- _WHAT THIS TASK INVOLVES_:
Tell how many lines include the string "Actin". Answer with a single number.

- _RECORDS FOR THE EXERCISE_:

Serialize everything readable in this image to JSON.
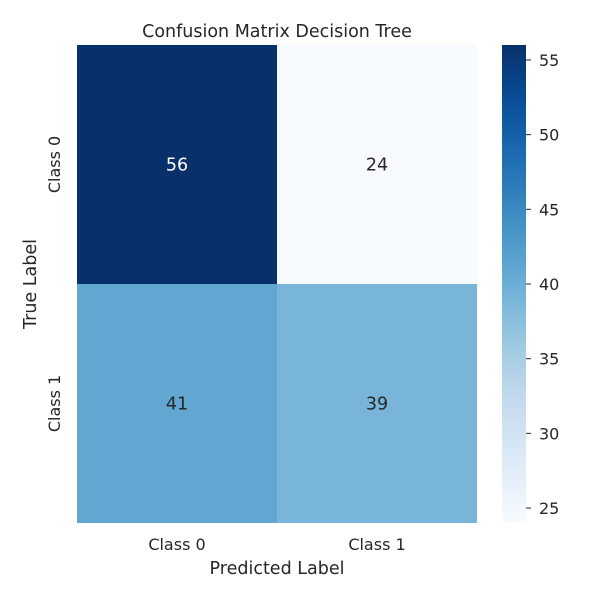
{
  "chart_data": {
    "type": "heatmap",
    "title": "Confusion Matrix Decision Tree",
    "xlabel": "Predicted Label",
    "ylabel": "True Label",
    "x_categories": [
      "Class 0",
      "Class 1"
    ],
    "y_categories": [
      "Class 0",
      "Class 1"
    ],
    "values": [
      [
        56,
        24
      ],
      [
        41,
        39
      ]
    ],
    "colorscale": "Blues",
    "colorbar": {
      "min": 24,
      "max": 56,
      "ticks": [
        25,
        30,
        35,
        40,
        45,
        50,
        55
      ]
    },
    "grid": false,
    "legend": "colorbar-right"
  }
}
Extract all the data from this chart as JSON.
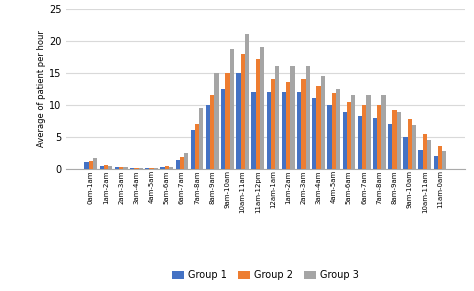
{
  "categories": [
    "0am-1am",
    "1am-2am",
    "2am-3am",
    "3am-4am",
    "4am-5am",
    "5am-6am",
    "6am-7am",
    "7am-8am",
    "8am-9am",
    "9am-10am",
    "10am-11am",
    "11am-12pm",
    "12am-1am",
    "1am-2am",
    "2am-3am",
    "3am-4am",
    "4am-5am",
    "5am-6am",
    "6am-7am",
    "7am-8am",
    "8am-9am",
    "9am-10am",
    "10am-11am",
    "11am-0am"
  ],
  "group1": [
    1.0,
    0.5,
    0.2,
    0.15,
    0.15,
    0.2,
    1.3,
    6.0,
    10.0,
    12.5,
    15.0,
    12.0,
    12.0,
    12.0,
    12.0,
    11.0,
    10.0,
    8.8,
    8.2,
    8.0,
    7.0,
    5.0,
    3.0,
    2.0
  ],
  "group2": [
    1.2,
    0.6,
    0.2,
    0.15,
    0.15,
    0.5,
    1.8,
    7.0,
    11.5,
    15.0,
    18.0,
    17.2,
    14.0,
    13.5,
    14.0,
    13.0,
    11.8,
    10.5,
    10.0,
    10.0,
    9.2,
    7.8,
    5.5,
    3.5
  ],
  "group3": [
    1.7,
    0.5,
    0.2,
    0.15,
    0.15,
    0.2,
    2.5,
    9.5,
    15.0,
    18.7,
    21.0,
    19.0,
    16.0,
    16.0,
    16.0,
    14.5,
    12.5,
    11.5,
    11.5,
    11.5,
    8.8,
    6.8,
    4.5,
    2.8
  ],
  "colors": [
    "#4472C4",
    "#ED7D31",
    "#A5A5A5"
  ],
  "ylabel": "Average of patient per hour",
  "ylim": [
    0,
    25
  ],
  "yticks": [
    0,
    5,
    10,
    15,
    20,
    25
  ],
  "legend_labels": [
    "Group 1",
    "Group 2",
    "Group 3"
  ],
  "background_color": "#FFFFFF",
  "grid_color": "#D9D9D9"
}
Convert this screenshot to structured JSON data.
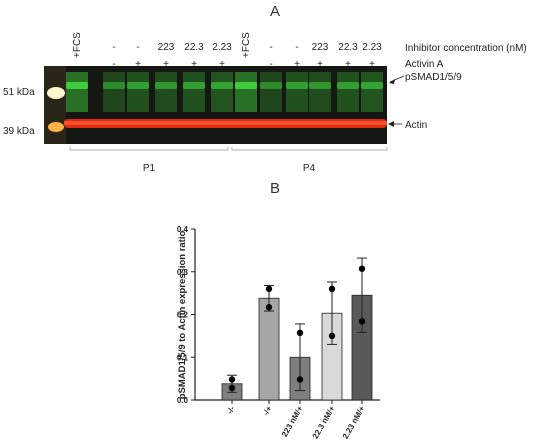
{
  "panel_a": {
    "letter": "A",
    "kda_51": "51 kDa",
    "kda_39": "39 kDa",
    "row_inhibitor": [
      "+FCS",
      "-",
      "-",
      "223",
      "22.3",
      "2.23",
      "+FCS",
      "-",
      "-",
      "223",
      "22.3",
      "2.23"
    ],
    "row_activin": [
      "",
      "-",
      "+",
      "+",
      "+",
      "+",
      "",
      "-",
      "+",
      "+",
      "+",
      "+"
    ],
    "inhibitor_label": "Inhibitor concentration (nM)",
    "activin_label": "Activin A",
    "band_psmad": "pSMAD1/5/9",
    "band_actin": "Actin",
    "group_p1": "P1",
    "group_p4": "P4",
    "colors": {
      "background": "#111111",
      "green": "#3dd13d",
      "red": "#e02a10"
    }
  },
  "panel_b": {
    "letter": "B"
  },
  "chart_data": {
    "type": "bar",
    "categories": [
      "-/-",
      "-/+",
      "223 nM/+",
      "22.3 nM/+",
      "2.23 nM/+"
    ],
    "values": [
      0.038,
      0.238,
      0.1,
      0.203,
      0.245
    ],
    "error": [
      0.02,
      0.03,
      0.078,
      0.073,
      0.087
    ],
    "points": [
      [
        0.048,
        0.028
      ],
      [
        0.26,
        0.217
      ],
      [
        0.157,
        0.048
      ],
      [
        0.26,
        0.15
      ],
      [
        0.307,
        0.184
      ]
    ],
    "bar_colors": [
      "#7f7f7f",
      "#a6a6a6",
      "#7f7f7f",
      "#d9d9d9",
      "#595959"
    ],
    "ylabel": "pSMAD1/5/9 to Actin expression ratio",
    "xlabel": "",
    "ylim": [
      0,
      0.4
    ],
    "yticks": [
      "0.0",
      "0.1",
      "0.2",
      "0.3",
      "0.4"
    ],
    "grid": false
  }
}
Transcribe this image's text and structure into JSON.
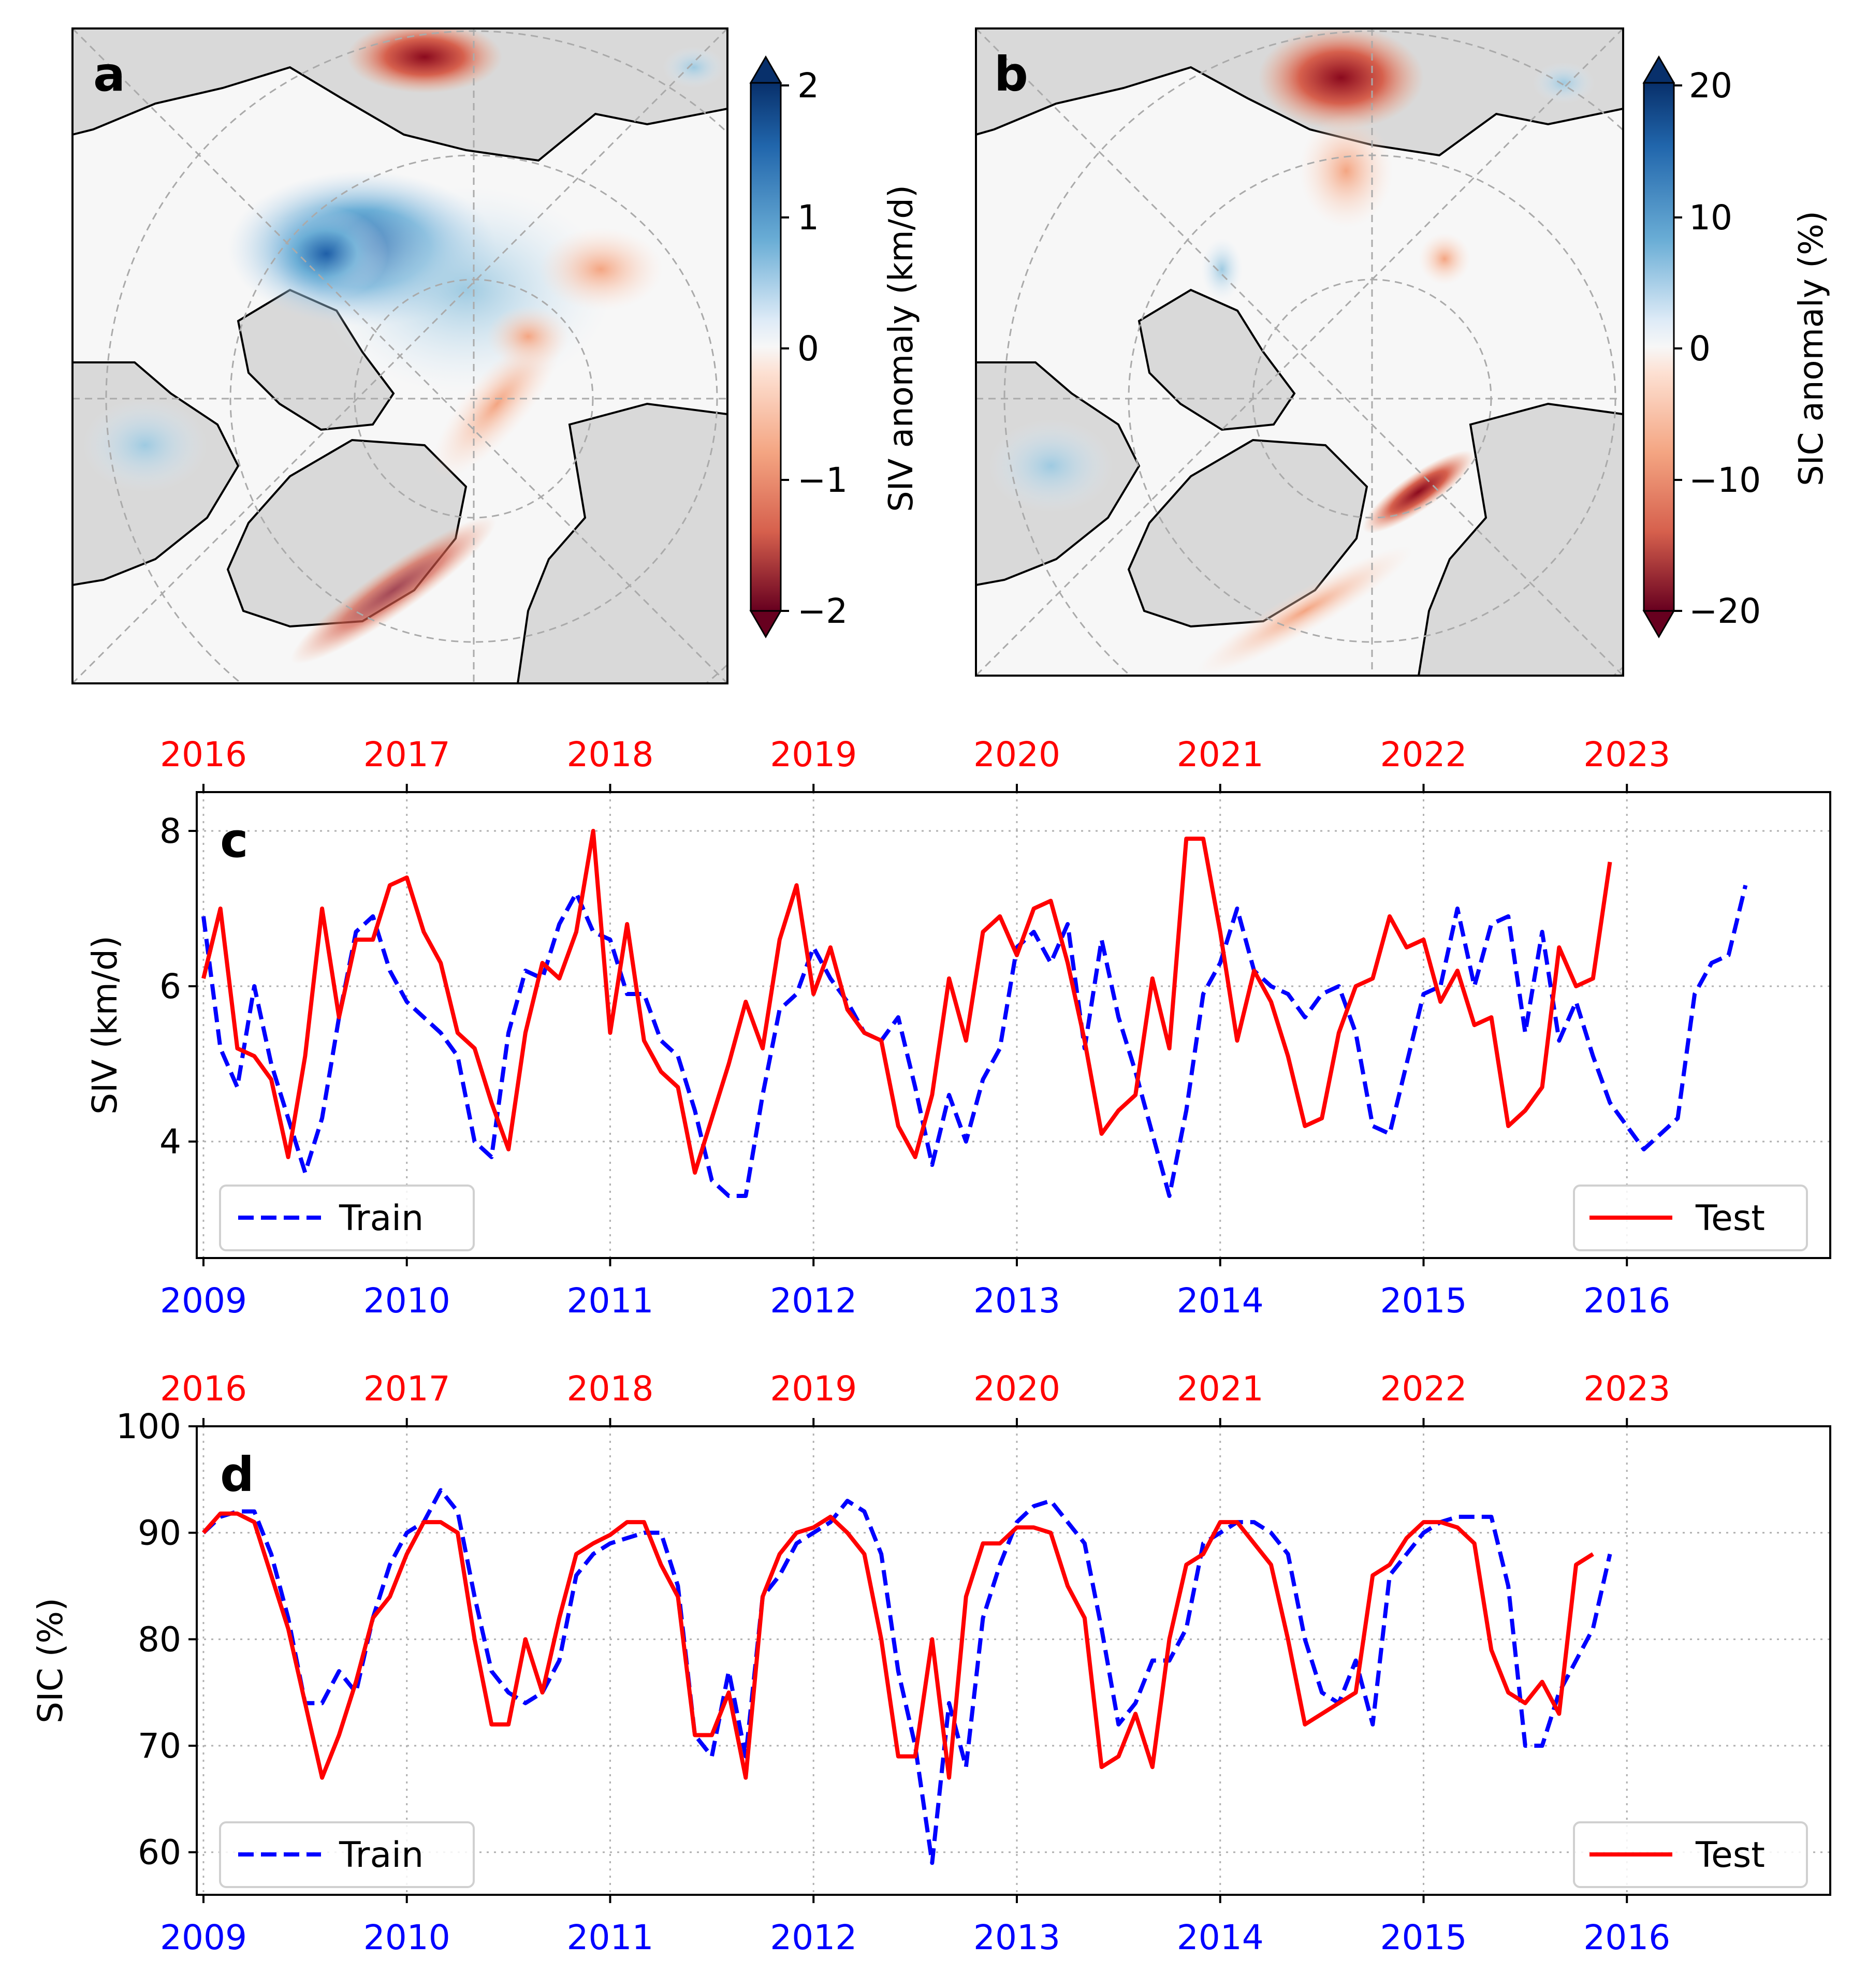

- _EXERCISE ANSWER_:
2